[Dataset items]
+++

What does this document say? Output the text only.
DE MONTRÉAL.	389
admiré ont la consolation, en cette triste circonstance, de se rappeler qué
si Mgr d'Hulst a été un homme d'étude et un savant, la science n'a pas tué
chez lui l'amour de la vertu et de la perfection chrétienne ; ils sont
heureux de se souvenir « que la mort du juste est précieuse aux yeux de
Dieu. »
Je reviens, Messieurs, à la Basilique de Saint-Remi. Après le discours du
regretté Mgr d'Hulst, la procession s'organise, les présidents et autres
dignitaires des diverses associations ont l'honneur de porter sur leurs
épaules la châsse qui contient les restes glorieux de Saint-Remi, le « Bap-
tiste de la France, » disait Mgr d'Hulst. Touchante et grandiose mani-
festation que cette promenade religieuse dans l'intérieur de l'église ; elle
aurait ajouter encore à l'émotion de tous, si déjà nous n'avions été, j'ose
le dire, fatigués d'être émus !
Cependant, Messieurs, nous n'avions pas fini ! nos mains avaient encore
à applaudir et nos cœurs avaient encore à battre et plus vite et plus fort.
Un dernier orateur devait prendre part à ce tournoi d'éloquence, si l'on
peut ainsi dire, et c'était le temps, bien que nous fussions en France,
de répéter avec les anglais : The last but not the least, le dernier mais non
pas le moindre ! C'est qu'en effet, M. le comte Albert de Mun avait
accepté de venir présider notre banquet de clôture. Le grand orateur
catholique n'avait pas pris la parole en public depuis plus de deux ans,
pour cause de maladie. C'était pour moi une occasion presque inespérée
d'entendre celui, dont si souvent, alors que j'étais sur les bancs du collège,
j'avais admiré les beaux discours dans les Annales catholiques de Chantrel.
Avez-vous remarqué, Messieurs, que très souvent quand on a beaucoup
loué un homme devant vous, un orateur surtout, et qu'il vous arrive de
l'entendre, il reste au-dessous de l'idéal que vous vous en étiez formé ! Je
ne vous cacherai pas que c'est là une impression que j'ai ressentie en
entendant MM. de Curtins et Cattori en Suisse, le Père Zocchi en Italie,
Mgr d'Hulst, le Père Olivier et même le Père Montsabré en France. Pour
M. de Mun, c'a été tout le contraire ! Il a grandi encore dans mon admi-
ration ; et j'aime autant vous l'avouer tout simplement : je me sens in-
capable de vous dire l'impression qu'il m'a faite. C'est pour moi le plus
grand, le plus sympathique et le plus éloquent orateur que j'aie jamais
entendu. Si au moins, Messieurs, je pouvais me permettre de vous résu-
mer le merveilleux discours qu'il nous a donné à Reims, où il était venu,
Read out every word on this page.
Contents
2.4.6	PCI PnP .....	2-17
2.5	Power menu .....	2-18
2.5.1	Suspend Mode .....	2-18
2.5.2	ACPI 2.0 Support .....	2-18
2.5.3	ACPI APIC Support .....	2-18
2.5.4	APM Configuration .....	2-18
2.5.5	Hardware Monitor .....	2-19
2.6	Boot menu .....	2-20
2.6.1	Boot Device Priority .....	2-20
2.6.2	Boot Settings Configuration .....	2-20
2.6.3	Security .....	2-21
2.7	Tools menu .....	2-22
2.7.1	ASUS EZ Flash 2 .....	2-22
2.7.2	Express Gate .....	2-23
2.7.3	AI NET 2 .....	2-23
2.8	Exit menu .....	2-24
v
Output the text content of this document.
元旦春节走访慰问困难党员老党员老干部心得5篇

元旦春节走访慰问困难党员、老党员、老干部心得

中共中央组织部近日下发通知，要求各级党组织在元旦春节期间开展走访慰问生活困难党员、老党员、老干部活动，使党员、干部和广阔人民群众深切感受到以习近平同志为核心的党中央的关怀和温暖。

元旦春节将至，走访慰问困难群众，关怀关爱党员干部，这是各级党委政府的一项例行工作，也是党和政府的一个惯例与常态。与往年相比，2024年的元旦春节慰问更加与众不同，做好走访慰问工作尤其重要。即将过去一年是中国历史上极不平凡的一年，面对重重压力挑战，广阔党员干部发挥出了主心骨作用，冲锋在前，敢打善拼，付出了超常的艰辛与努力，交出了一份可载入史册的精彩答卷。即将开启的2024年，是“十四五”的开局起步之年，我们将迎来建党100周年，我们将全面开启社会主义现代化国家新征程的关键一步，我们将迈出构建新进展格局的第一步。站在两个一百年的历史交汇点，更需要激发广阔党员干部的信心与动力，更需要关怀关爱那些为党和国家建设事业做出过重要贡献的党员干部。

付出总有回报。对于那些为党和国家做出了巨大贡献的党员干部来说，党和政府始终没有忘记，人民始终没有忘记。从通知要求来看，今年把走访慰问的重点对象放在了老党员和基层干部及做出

+++

Given task => Extract each entry in full, exactly as given.

Exercise solution =>
What does this document say? Output the text only.
DE MONTRÉAL.	389
admiré ont la consolation, en cette triste circonstance, de se rappeler qué
si Mgr d'Hulst a été un homme d'étude et un savant, la science n'a pas tué
chez lui l'amour de la vertu et de la perfection chrétienne ; ils sont
heureux de se souvenir « que la mort du juste est précieuse aux yeux de
Dieu. »
Je reviens, Messieurs, à la Basilique de Saint-Remi. Après le discours du
regretté Mgr d'Hulst, la procession s'organise, les présidents et autres
dignitaires des diverses associations ont l'honneur de porter sur leurs
épaules la châsse qui contient les restes glorieux de Saint-Remi, le « Bap-
tiste de la France, » disait Mgr d'Hulst. Touchante et grandiose mani-
festation que cette promenade religieuse dans l'intérieur de l'église ; elle
aurait ajouter encore à l'émotion de tous, si déjà nous n'avions été, j'ose
le dire, fatigués d'être émus !
Cependant, Messieurs, nous n'avions pas fini ! nos mains avaient encore
à applaudir et nos cœurs avaient encore à battre et plus vite et plus fort.
Un dernier orateur devait prendre part à ce tournoi d'éloquence, si l'on
peut ainsi dire, et c'était le temps, bien que nous fussions en France,
de répéter avec les anglais : The last but not the least, le dernier mais non
pas le moindre ! C'est qu'en effet, M. le comte Albert de Mun avait
accepté de venir présider notre banquet de clôture. Le grand orateur
catholique n'avait pas pris la parole en public depuis plus de deux ans,
pour cause de maladie. C'était pour moi une occasion presque inespérée
d'entendre celui, dont si souvent, alors que j'étais sur les bancs du collège,
j'avais admiré les beaux discours dans les Annales catholiques de Chantrel.
Avez-vous remarqué, Messieurs, que très souvent quand on a beaucoup
loué un homme devant vous, un orateur surtout, et qu'il vous arrive de
l'entendre, il reste au-dessous de l'idéal que vous vous en étiez formé ! Je
ne vous cacherai pas que c'est là une impression que j'ai ressentie en
entendant MM. de Curtins et Cattori en Suisse, le Père Zocchi en Italie,
Mgr d'Hulst, le Père Olivier et même le Père Montsabré en France. Pour
M. de Mun, c'a été tout le contraire ! Il a grandi encore dans mon admi-
ration ; et j'aime autant vous l'avouer tout simplement : je me sens in-
capable de vous dire l'impression qu'il m'a faite. C'est pour moi le plus
grand, le plus sympathique et le plus éloquent orateur que j'aie jamais
entendu. Si au moins, Messieurs, je pouvais me permettre de vous résu-
mer le merveilleux discours qu'il nous a donné à Reims, où il était venu,
Read out every word on this page.
Contents
2.4.6	PCI PnP .....	2-17
2.5	Power menu .....	2-18
2.5.1	Suspend Mode .....	2-18
2.5.2	ACPI 2.0 Support .....	2-18
2.5.3	ACPI APIC Support .....	2-18
2.5.4	APM Configuration .....	2-18
2.5.5	Hardware Monitor .....	2-19
2.6	Boot menu .....	2-20
2.6.1	Boot Device Priority .....	2-20
2.6.2	Boot Settings Configuration .....	2-20
2.6.3	Security .....	2-21
2.7	Tools menu .....	2-22
2.7.1	ASUS EZ Flash 2 .....	2-22
2.7.2	Express Gate .....	2-23
2.7.3	AI NET 2 .....	2-23
2.8	Exit menu .....	2-24
v
Output the text content of this document.
元旦春节走访慰问困难党员老党员老干部心得5篇

元旦春节走访慰问困难党员、老党员、老干部心得

中共中央组织部近日下发通知，要求各级党组织在元旦春节期间开展走访慰问生活困难党员、老党员、老干部活动，使党员、干部和广阔人民群众深切感受到以习近平同志为核心的党中央的关怀和温暖。

元旦春节将至，走访慰问困难群众，关怀关爱党员干部，这是各级党委政府的一项例行工作，也是党和政府的一个惯例与常态。与往年相比，2024年的元旦春节慰问更加与众不同，做好走访慰问工作尤其重要。即将过去一年是中国历史上极不平凡的一年，面对重重压力挑战，广阔党员干部发挥出了主心骨作用，冲锋在前，敢打善拼，付出了超常的艰辛与努力，交出了一份可载入史册的精彩答卷。即将开启的2024年，是“十四五”的开局起步之年，我们将迎来建党100周年，我们将全面开启社会主义现代化国家新征程的关键一步，我们将迈出构建新进展格局的第一步。站在两个一百年的历史交汇点，更需要激发广阔党员干部的信心与动力，更需要关怀关爱那些为党和国家建设事业做出过重要贡献的党员干部。

付出总有回报。对于那些为党和国家做出了巨大贡献的党员干部来说，党和政府始终没有忘记，人民始终没有忘记。从通知要求来看，今年把走访慰问的重点对象放在了老党员和基层干部及做出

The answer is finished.